**THE EXERCISE**
Below are some entries; can you quote all of them exactly?

----------------------------------------

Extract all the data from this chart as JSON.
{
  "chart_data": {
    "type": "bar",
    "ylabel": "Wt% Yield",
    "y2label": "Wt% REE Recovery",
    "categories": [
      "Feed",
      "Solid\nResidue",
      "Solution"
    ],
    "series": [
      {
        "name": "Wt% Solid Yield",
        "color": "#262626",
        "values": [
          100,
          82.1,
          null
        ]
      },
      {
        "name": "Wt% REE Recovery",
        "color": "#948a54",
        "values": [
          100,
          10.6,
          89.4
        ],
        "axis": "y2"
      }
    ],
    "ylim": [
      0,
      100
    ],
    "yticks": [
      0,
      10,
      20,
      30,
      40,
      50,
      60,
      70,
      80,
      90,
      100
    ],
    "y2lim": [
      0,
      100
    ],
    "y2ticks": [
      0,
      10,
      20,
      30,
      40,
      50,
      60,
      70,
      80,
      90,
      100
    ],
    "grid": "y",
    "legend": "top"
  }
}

----------------------------------------

**SOLUTION TO THIS TASK**
Extract all the data from this chart as JSON.
{
  "chart_data": {
    "type": "bar",
    "ylabel": "Wt% Yield",
    "y2label": "Wt% REE Recovery",
    "categories": [
      "Feed",
      "Solid\nResidue",
      "Solution"
    ],
    "series": [
      {
        "name": "Wt% Solid Yield",
        "color": "#262626",
        "values": [
          100,
          82.1,
          null
        ]
      },
      {
        "name": "Wt% REE Recovery",
        "color": "#948a54",
        "values": [
          100,
          10.6,
          89.4
        ],
        "axis": "y2"
      }
    ],
    "ylim": [
      0,
      100
    ],
    "yticks": [
      0,
      10,
      20,
      30,
      40,
      50,
      60,
      70,
      80,
      90,
      100
    ],
    "y2lim": [
      0,
      100
    ],
    "y2ticks": [
      0,
      10,
      20,
      30,
      40,
      50,
      60,
      70,
      80,
      90,
      100
    ],
    "grid": "y",
    "legend": "top"
  }
}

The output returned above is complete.